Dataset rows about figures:
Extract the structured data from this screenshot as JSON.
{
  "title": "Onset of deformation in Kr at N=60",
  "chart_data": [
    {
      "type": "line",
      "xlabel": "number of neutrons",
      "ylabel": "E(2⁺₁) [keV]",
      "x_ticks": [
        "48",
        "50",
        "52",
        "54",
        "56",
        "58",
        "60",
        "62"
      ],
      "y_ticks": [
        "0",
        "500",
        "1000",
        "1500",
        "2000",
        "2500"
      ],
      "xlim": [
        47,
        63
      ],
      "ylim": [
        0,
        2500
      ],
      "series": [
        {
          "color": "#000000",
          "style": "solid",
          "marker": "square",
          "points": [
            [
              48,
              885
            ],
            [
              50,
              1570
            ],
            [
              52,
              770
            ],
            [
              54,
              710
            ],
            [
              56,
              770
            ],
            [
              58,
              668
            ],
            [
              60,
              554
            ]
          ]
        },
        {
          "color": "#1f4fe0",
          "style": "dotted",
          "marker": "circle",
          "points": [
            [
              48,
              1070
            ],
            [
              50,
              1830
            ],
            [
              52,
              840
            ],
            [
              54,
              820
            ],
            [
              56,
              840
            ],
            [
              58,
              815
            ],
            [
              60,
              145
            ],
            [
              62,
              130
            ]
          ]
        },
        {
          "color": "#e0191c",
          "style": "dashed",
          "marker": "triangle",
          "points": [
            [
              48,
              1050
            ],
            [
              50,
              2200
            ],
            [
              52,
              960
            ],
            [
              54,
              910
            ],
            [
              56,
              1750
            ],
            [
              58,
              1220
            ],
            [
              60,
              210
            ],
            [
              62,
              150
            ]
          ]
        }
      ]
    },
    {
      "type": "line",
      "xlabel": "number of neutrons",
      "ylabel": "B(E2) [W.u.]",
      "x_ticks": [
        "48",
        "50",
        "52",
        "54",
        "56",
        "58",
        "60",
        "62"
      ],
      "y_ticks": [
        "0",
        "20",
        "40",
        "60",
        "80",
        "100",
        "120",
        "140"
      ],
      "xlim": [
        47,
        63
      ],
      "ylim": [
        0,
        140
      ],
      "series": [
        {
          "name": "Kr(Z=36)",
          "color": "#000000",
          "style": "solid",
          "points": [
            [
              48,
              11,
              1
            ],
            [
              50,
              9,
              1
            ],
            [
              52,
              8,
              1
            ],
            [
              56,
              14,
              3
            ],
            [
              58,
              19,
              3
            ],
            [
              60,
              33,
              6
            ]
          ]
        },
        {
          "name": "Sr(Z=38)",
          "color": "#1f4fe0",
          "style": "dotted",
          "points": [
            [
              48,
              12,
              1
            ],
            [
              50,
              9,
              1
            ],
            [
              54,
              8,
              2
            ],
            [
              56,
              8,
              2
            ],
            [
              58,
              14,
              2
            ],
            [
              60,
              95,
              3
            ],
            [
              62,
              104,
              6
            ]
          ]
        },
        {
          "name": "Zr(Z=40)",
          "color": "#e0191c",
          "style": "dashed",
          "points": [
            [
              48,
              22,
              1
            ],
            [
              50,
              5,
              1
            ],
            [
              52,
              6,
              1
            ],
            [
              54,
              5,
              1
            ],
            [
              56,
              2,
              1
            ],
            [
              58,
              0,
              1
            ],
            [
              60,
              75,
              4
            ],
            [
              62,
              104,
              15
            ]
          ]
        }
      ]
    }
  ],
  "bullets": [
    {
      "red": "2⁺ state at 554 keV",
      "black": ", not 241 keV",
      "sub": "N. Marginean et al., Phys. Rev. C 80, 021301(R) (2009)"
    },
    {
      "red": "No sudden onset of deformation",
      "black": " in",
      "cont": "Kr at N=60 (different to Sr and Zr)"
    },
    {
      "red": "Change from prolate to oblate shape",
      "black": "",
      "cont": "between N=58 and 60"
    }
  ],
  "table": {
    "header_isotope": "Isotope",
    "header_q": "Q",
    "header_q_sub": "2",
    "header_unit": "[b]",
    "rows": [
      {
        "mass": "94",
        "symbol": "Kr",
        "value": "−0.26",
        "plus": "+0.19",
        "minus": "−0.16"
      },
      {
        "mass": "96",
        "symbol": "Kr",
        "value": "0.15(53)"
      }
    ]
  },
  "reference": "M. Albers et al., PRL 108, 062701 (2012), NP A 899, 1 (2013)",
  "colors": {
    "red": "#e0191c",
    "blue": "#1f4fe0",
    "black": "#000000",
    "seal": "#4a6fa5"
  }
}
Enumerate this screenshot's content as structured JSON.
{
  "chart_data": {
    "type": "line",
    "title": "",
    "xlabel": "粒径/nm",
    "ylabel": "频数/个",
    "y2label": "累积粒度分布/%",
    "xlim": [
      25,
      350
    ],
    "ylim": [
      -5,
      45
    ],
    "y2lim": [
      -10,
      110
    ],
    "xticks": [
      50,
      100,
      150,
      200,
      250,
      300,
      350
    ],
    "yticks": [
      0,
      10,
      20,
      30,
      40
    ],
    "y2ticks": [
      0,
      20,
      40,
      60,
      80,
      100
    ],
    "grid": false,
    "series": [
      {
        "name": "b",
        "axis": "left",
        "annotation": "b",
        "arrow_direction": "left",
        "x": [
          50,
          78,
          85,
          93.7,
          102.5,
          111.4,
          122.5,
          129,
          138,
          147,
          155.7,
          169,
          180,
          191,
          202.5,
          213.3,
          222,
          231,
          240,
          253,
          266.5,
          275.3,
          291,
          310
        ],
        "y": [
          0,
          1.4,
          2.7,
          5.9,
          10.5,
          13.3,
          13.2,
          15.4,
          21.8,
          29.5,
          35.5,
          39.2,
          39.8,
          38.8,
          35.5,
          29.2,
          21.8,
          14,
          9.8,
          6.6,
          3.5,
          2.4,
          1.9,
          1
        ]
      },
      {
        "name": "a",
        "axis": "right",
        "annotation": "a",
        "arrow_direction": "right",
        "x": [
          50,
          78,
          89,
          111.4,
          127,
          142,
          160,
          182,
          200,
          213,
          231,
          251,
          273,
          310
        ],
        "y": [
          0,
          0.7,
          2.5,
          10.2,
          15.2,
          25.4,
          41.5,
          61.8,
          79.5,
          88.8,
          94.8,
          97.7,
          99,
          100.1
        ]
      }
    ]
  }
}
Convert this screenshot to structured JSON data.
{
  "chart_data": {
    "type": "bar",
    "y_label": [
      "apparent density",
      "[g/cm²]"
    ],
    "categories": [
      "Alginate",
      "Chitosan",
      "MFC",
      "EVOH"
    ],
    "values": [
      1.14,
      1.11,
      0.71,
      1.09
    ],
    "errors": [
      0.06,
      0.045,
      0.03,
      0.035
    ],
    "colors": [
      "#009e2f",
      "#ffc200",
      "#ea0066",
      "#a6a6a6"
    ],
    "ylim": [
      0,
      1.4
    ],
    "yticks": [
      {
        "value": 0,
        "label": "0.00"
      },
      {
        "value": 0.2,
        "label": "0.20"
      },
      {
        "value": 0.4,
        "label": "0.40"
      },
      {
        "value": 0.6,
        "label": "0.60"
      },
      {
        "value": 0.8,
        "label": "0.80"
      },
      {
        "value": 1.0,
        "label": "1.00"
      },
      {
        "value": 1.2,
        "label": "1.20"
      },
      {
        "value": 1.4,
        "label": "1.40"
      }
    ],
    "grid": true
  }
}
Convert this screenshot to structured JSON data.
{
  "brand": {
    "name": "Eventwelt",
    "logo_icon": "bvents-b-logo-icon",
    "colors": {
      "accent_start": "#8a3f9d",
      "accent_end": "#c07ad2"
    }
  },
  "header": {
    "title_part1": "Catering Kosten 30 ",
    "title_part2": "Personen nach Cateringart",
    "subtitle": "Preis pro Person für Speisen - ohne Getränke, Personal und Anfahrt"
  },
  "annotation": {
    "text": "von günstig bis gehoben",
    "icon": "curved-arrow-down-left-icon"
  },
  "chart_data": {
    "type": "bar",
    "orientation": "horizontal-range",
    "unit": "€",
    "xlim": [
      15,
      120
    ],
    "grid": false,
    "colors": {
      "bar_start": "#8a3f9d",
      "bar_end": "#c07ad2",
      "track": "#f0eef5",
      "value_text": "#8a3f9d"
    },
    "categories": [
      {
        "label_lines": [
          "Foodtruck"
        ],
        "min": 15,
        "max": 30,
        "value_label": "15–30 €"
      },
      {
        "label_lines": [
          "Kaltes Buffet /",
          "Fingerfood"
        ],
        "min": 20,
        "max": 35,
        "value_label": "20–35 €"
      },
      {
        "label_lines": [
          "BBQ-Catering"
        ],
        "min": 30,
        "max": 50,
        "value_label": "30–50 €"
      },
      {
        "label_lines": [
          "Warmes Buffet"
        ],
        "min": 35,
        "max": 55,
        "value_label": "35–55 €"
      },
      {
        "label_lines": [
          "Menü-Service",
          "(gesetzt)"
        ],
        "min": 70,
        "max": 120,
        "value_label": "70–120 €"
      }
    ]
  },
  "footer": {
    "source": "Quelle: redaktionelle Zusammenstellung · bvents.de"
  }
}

*EXERCISE GOAL*: Locate the word "JSON" in the records above, and return each line that has it.

*RESULT OF THIS EXERCISE*:
Extract the structured data from this screenshot as JSON.
Enumerate this screenshot's content as structured JSON.
Convert this screenshot to structured JSON data.
Convert this screenshot to structured JSON data.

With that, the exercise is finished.